→ EXERCISE AIM
For each line that holds "Ergebnisse", copy the line out.

** begin **

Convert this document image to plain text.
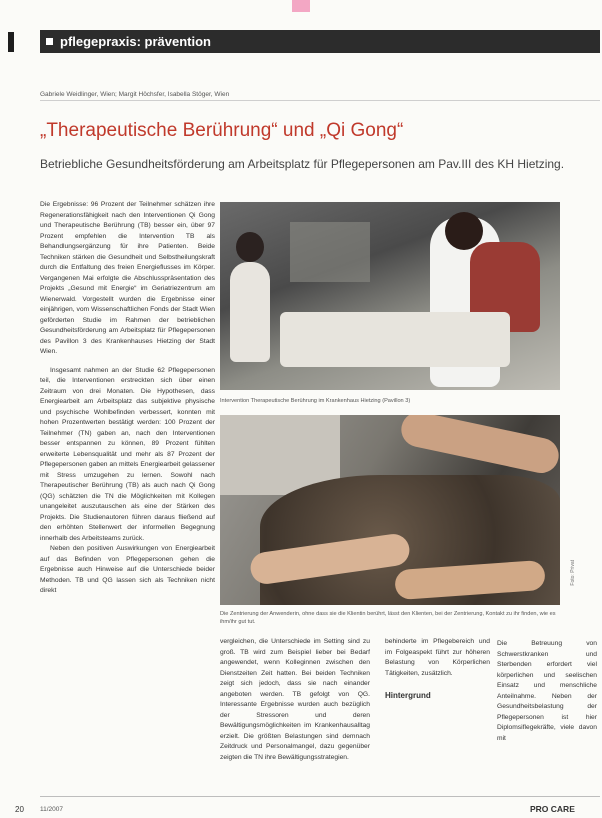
pflegepraxis: prävention
Gabriele Weidlinger, Wien; Margit Höchsfer, Isabella Stöger, Wien
„Therapeutische Berührung“ und „Qi Gong“
Betriebliche Gesundheitsförderung am Arbeitsplatz für Pflegepersonen am Pav.III des KH Hietzing.

Die Ergebnisse: 96 Prozent der Teilnehmer schätzen ihre Regenerationsfähigkeit nach den Interventionen Qi Gong und Therapeutische Berührung (TB) besser ein, über 97 Prozent empfehlen die Intervention TB als Behandlungsergänzung für ihre Patienten. Beide Techniken stärken die Gesundheit und Selbstheilungskraft durch die Entfaltung des freien Energieflusses im Körper. Vergangenen Mai erfolgte die Abschlusspräsentation des Projekts „Gesund mit Energie“ im Geriatriezentrum am Wienerwald. Vorgestellt wurden die Ergebnisse einer einjährigen, vom Wissenschaftlichen Fonds der Stadt Wien geförderten Studie im Rahmen der betrieblichen Gesundheitsförderung am Arbeitsplatz für Pflegepersonen des Pavillon 3 des Krankenhauses Hietzing der Stadt Wien.

Insgesamt nahmen an der Studie 62 Pflegepersonen teil, die Interventionen erstreckten sich über einen Zeitraum von drei Monaten. Die Hypothesen, dass Energiearbeit am Arbeitsplatz das subjektive physische und psychische Wohlbefinden verbessert, konnten mit hohen Prozentwerten bestätigt werden: 100 Prozent der Teilnehmer (TN) gaben an, nach den Interventionen besser entspannen zu können, 89 Prozent fühlten erweiterte Lebensqualität und mehr als 87 Prozent der Pflegepersonen gaben an mittels Energiearbeit gelassener mit Stress umzugehen zu lernen. Sowohl nach Therapeutischer Berührung (TB) als auch nach Qi Gong (QG) schätzten die TN die Möglichkeiten mit Kollegen unangeleitet auszutauschen als eine der Stärken des Projekts. Die Studienautoren führen daraus fließend auf den erhöhten Stellenwert der informellen Begegnung innerhalb des Arbeitsteams zurück.

Neben den positiven Auswirkungen von Energiearbeit auf das Befinden von Pflegepersonen gehen die Ergebnisse auch Hinweise auf die Unterschiede beider Methoden. TB und QG lassen sich als Techniken nicht direkt

Intervention Therapeutische Berührung im Krankenhaus Hietzing (Pavillon 3)
Foto: Privat
Die Zentrierung der Anwenderin, ohne dass sie die Klientin berührt, lässt den Klienten, bei der Zentrierung, Kontakt zu ihr finden, wie es ihm/ihr gut tut.
vergleichen, die Unterschiede im Setting sind zu groß. TB wird zum Beispiel lieber bei Bedarf angewendet, wenn Kolleginnen zwischen den Dienstzeiten Zeit hatten. Bei beiden Techniken zeigt sich jedoch, dass sie nach einander angeboten werden. TB gefolgt von QG. Interessante Ergebnisse wurden auch bezüglich der Stressoren und deren Bewältigungsmöglichkeiten im Krankenhausalltag erzielt. Die größten Belastungen sind demnach Zeitdruck und Personalmangel, dazu gegenüber zeigten die TN ihre Bewältigungsstrategien.

behinderte im Pflegebereich und im Folgeaspekt führt zur höheren Belastung von Körperlichen Tätigkeiten, zusätzlich.

Hintergrund

Die Betreuung von Schwerstkranken und Sterbenden erfordert viel körperlichen und seelischen Einsatz und menschliche Anteilnahme. Neben der Gesundheitsbelastung der Pflegepersonen ist hier Diplomsiflegekräfte, viele davon mit

20 11/2007	PRO CARE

** end **

→ RESPONSE
Die Ergebnisse: 96 Prozent der Teilnehmer schätzen ihre Regenerationsfähigkeit nach den Interventionen Qi Gong und Therapeutische Berührung (TB) besser ein, über 97 Prozent empfehlen die Intervention TB als Behandlungsergänzung für ihre Patienten. Beide Techniken stärken die Gesundheit und Selbstheilungskraft durch die Entfaltung des freien Energieflusses im Körper. Vergangenen Mai erfolgte die Abschlusspräsentation des Projekts „Gesund mit Energie“ im Geriatriezentrum am Wienerwald. Vorgestellt wurden die Ergebnisse einer einjährigen, vom Wissenschaftlichen Fonds der Stadt Wien geförderten Studie im Rahmen der betrieblichen Gesundheitsförderung am Arbeitsplatz für Pflegepersonen des Pavillon 3 des Krankenhauses Hietzing der Stadt Wien.
Neben den positiven Auswirkungen von Energiearbeit auf das Befinden von Pflegepersonen gehen die Ergebnisse auch Hinweise auf die Unterschiede beider Methoden. TB und QG lassen sich als Techniken nicht direkt
vergleichen, die Unterschiede im Setting sind zu groß. TB wird zum Beispiel lieber bei Bedarf angewendet, wenn Kolleginnen zwischen den Dienstzeiten Zeit hatten. Bei beiden Techniken zeigt sich jedoch, dass sie nach einander angeboten werden. TB gefolgt von QG. Interessante Ergebnisse wurden auch bezüglich der Stressoren und deren Bewältigungsmöglichkeiten im Krankenhausalltag erzielt. Die größten Belastungen sind demnach Zeitdruck und Personalmangel, dazu gegenüber zeigten die TN ihre Bewältigungsstrategien.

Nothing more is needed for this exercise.